DIRECTION:
Going through the material below, please gather all lines with the word "ylabel" in them.

· · · · ·

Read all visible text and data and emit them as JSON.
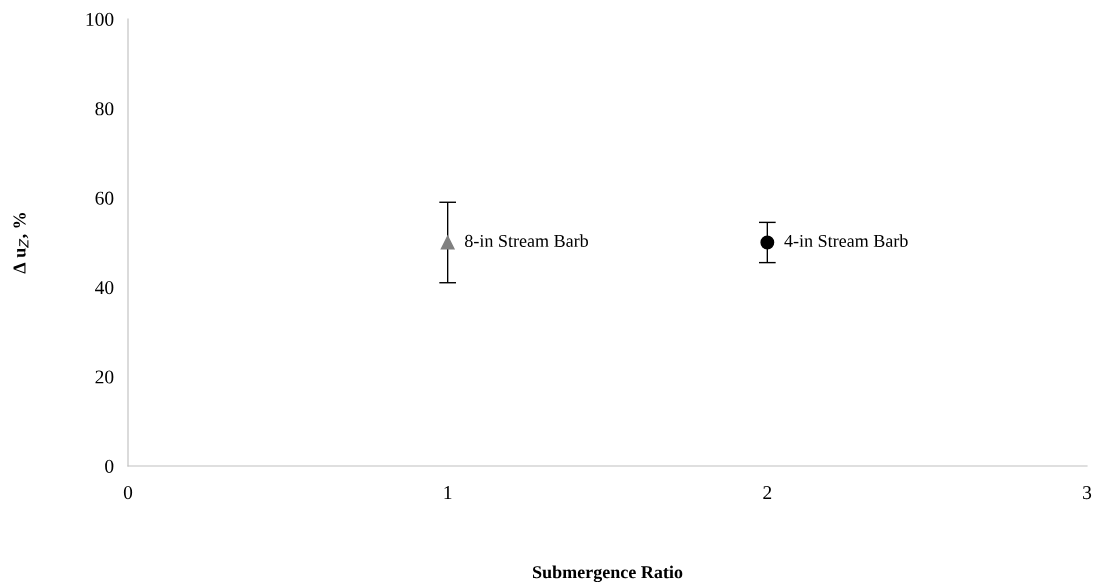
{
  "chart_data": {
    "type": "scatter",
    "xlabel": "Submergence Ratio",
    "ylabel": "Δ u$_{Z}$, %",
    "series": [
      {
        "name": "8-in Stream Barb",
        "color": "#808080",
        "marker": "triangle",
        "x": [
          1
        ],
        "values": [
          50
        ],
        "errors": [
          [
            41,
            59
          ]
        ]
      },
      {
        "name": "4-in Stream Barb",
        "color": "#000000",
        "marker": "circle",
        "x": [
          2
        ],
        "values": [
          50
        ],
        "errors": [
          [
            45.5,
            54.5
          ]
        ]
      }
    ],
    "xlim": [
      0,
      3
    ],
    "xticks": [
      0,
      1,
      2,
      3
    ],
    "ylim": [
      0,
      100
    ],
    "yticks": [
      0,
      20,
      40,
      60,
      80,
      100
    ],
    "grid": false,
    "legend": false
  }
}
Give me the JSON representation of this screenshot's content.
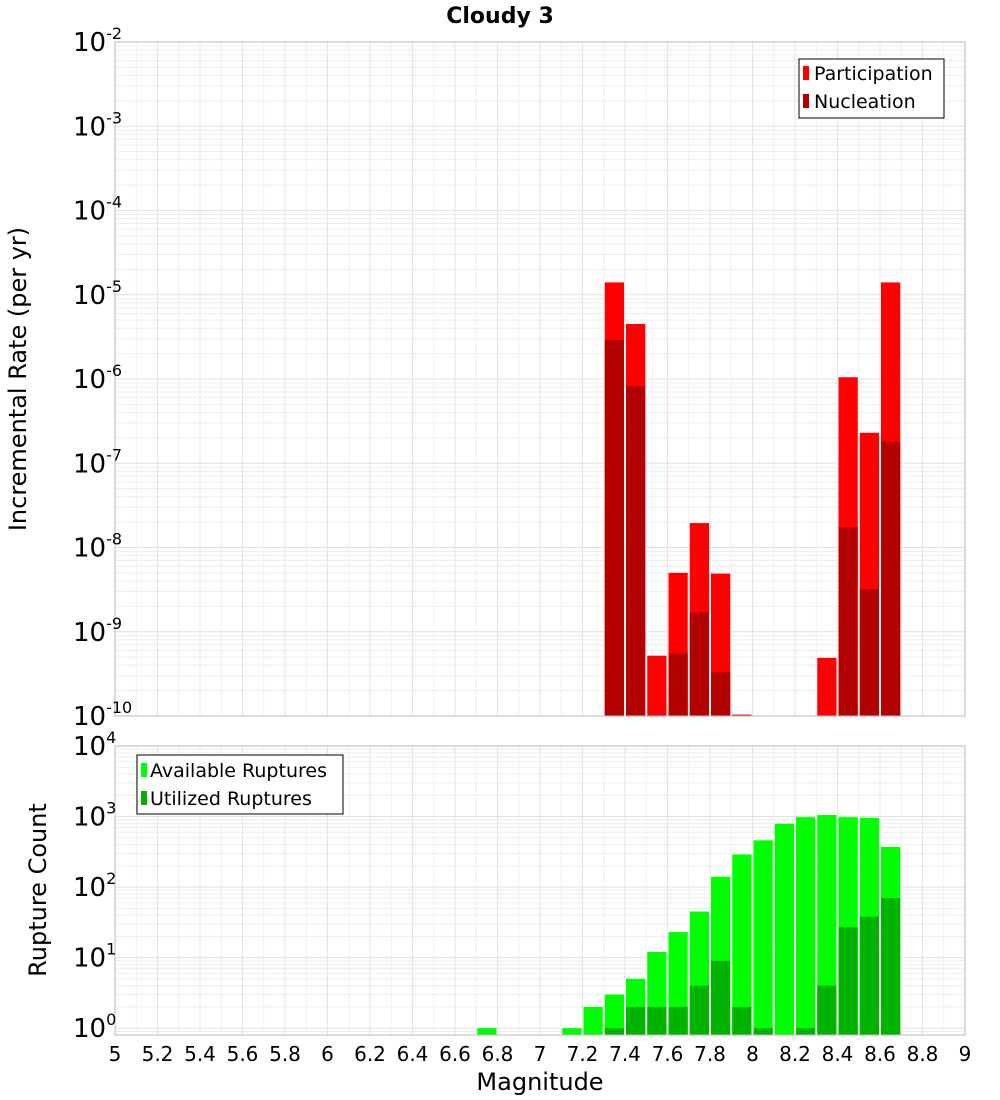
{
  "chart_data": [
    {
      "type": "bar",
      "title": "Cloudy 3",
      "xlabel": "",
      "ylabel": "Incremental Rate (per yr)",
      "yscale": "log",
      "ylim": [
        1e-10,
        0.01
      ],
      "xlim": [
        5,
        9
      ],
      "y_tick_labels": [
        {
          "base": "10",
          "exp": "-10"
        },
        {
          "base": "10",
          "exp": "-9"
        },
        {
          "base": "10",
          "exp": "-8"
        },
        {
          "base": "10",
          "exp": "-7"
        },
        {
          "base": "10",
          "exp": "-6"
        },
        {
          "base": "10",
          "exp": "-5"
        },
        {
          "base": "10",
          "exp": "-4"
        },
        {
          "base": "10",
          "exp": "-3"
        },
        {
          "base": "10",
          "exp": "-2"
        }
      ],
      "grid": true,
      "legend_position": "top-right",
      "x": [
        7.35,
        7.45,
        7.55,
        7.65,
        7.75,
        7.85,
        7.95,
        8.05,
        8.15,
        8.25,
        8.35,
        8.45,
        8.55,
        8.65
      ],
      "series": [
        {
          "name": "Participation",
          "color": "#ff0000",
          "values": [
            1.4e-05,
            4.5e-06,
            5.2e-10,
            5e-09,
            1.95e-08,
            4.9e-09,
            1.04e-10,
            null,
            null,
            null,
            4.9e-10,
            1.05e-06,
            2.3e-07,
            1.4e-05
          ]
        },
        {
          "name": "Nucleation",
          "color": "#b30000",
          "values": [
            2.9e-06,
            8.2e-07,
            null,
            5.5e-10,
            1.7e-09,
            3.3e-10,
            null,
            null,
            null,
            null,
            null,
            1.75e-08,
            3.2e-09,
            1.8e-07
          ]
        }
      ]
    },
    {
      "type": "bar",
      "title": "",
      "xlabel": "Magnitude",
      "ylabel": "Rupture Count",
      "yscale": "log",
      "ylim": [
        0.8,
        10000
      ],
      "xlim": [
        5,
        9
      ],
      "y_tick_labels": [
        {
          "base": "10",
          "exp": "0"
        },
        {
          "base": "10",
          "exp": "1"
        },
        {
          "base": "10",
          "exp": "2"
        },
        {
          "base": "10",
          "exp": "3"
        },
        {
          "base": "10",
          "exp": "4"
        }
      ],
      "x_tick_labels": [
        "5",
        "5.2",
        "5.4",
        "5.6",
        "5.8",
        "6",
        "6.2",
        "6.4",
        "6.6",
        "6.8",
        "7",
        "7.2",
        "7.4",
        "7.6",
        "7.8",
        "8",
        "8.2",
        "8.4",
        "8.6",
        "8.8",
        "9"
      ],
      "grid": true,
      "legend_position": "top-left",
      "x": [
        6.75,
        7.15,
        7.25,
        7.35,
        7.45,
        7.55,
        7.65,
        7.75,
        7.85,
        7.95,
        8.05,
        8.15,
        8.25,
        8.35,
        8.45,
        8.55,
        8.65
      ],
      "series": [
        {
          "name": "Available Ruptures",
          "color": "#00ff00",
          "values": [
            1,
            1,
            2,
            3,
            5,
            12,
            23,
            45,
            140,
            290,
            460,
            790,
            980,
            1050,
            980,
            960,
            370
          ]
        },
        {
          "name": "Utilized Ruptures",
          "color": "#00b300",
          "values": [
            null,
            null,
            null,
            1,
            2,
            2,
            2,
            4,
            9,
            2,
            1,
            null,
            1,
            4,
            27,
            38,
            70
          ]
        }
      ]
    }
  ]
}
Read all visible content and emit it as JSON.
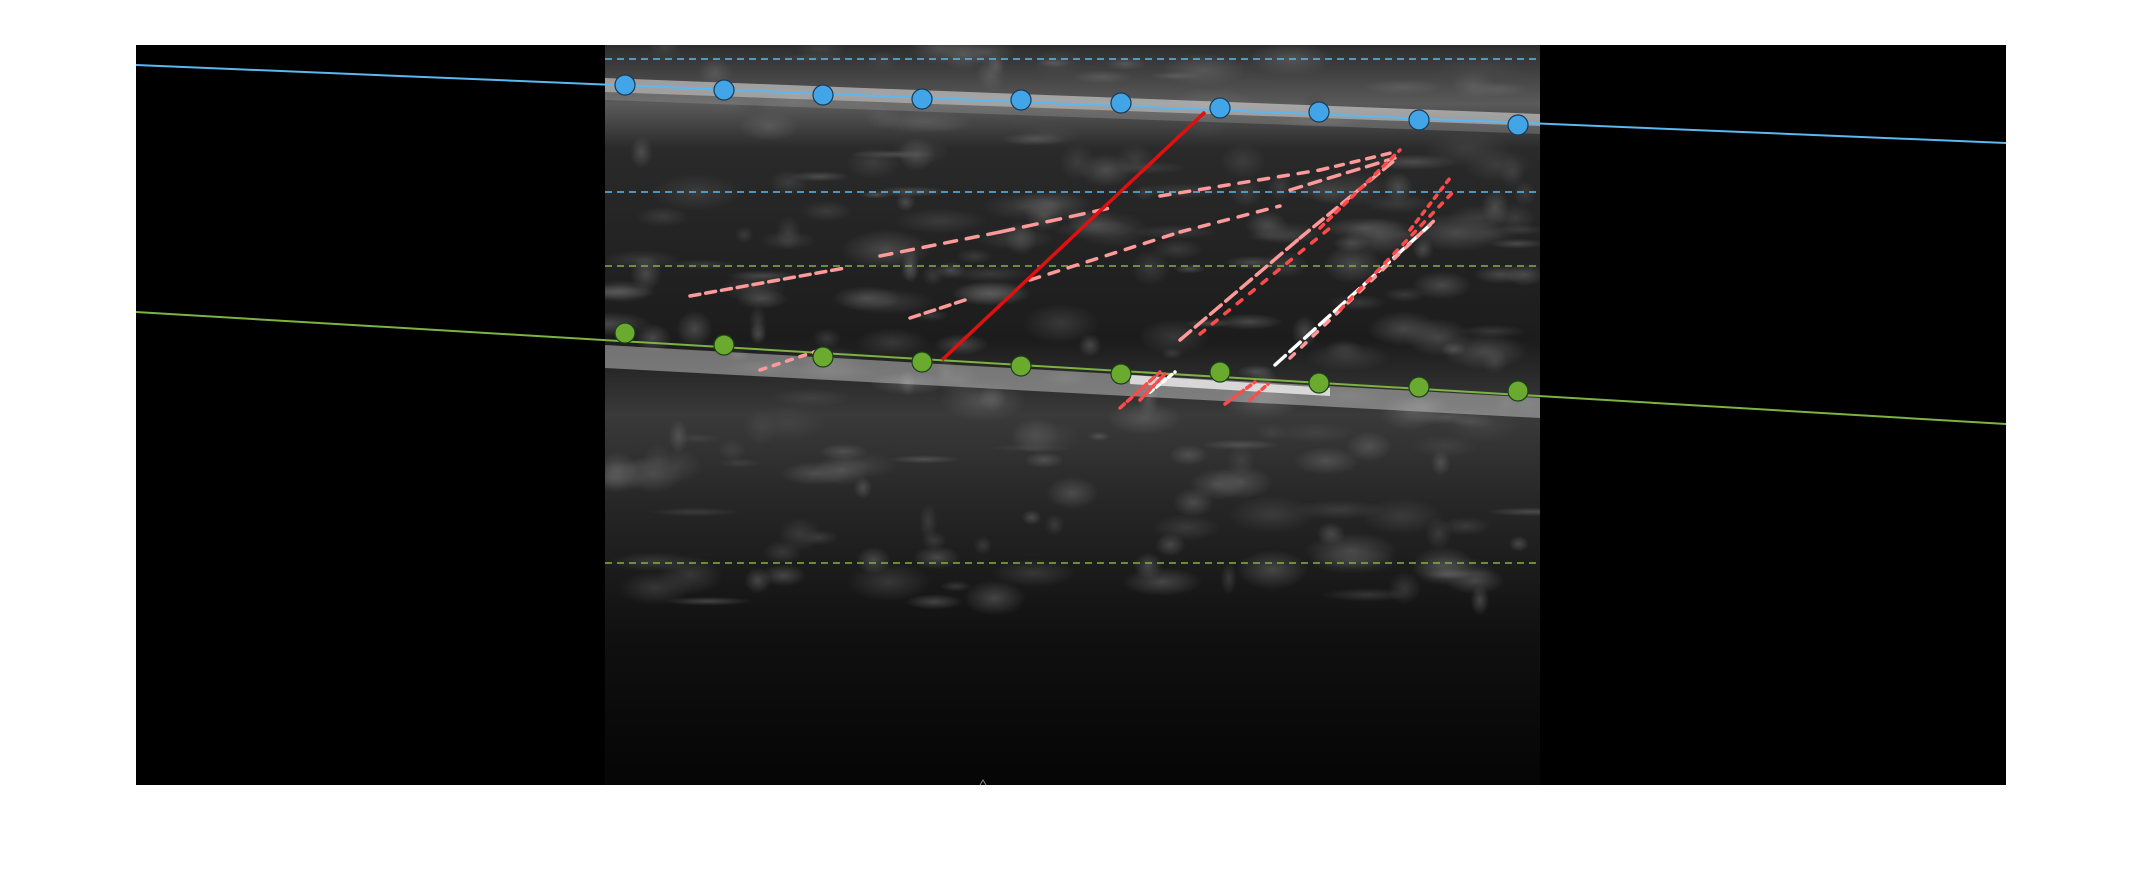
{
  "figure": {
    "background": "#ffffff",
    "frame_color": "#000000",
    "ultrasound_tones": [
      "#1a1a1a",
      "#2a2a2a",
      "#3c3c3c",
      "#5a5a5a",
      "#8a8a8a",
      "#d8d8d8"
    ]
  },
  "colors": {
    "upper_boundary": "#5bb8f0",
    "lower_boundary": "#7cb342",
    "upper_point_fill": "#42a5e8",
    "lower_point_fill": "#6aaa2e",
    "point_stroke": "#1c3f1a",
    "fascicle_fit": "#e01010",
    "fascicle_segment_red": "#ff4a4a",
    "fascicle_segment_pink": "#ff9a9a",
    "fascicle_segment_white": "#ffffff"
  },
  "annotations": {
    "upper_boundary_points": 10,
    "lower_boundary_points": 10,
    "upper_roi_guides": 2,
    "lower_roi_guides": 2,
    "fascicle_fit_lines": 1
  }
}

· · · · ·

SOLUTION BELOW:
    "ylabel": "Δ u$_{Z}$, %",
      "ylabel": "Incremental Rate (per yr)",
      "ylabel": "Rupture Count",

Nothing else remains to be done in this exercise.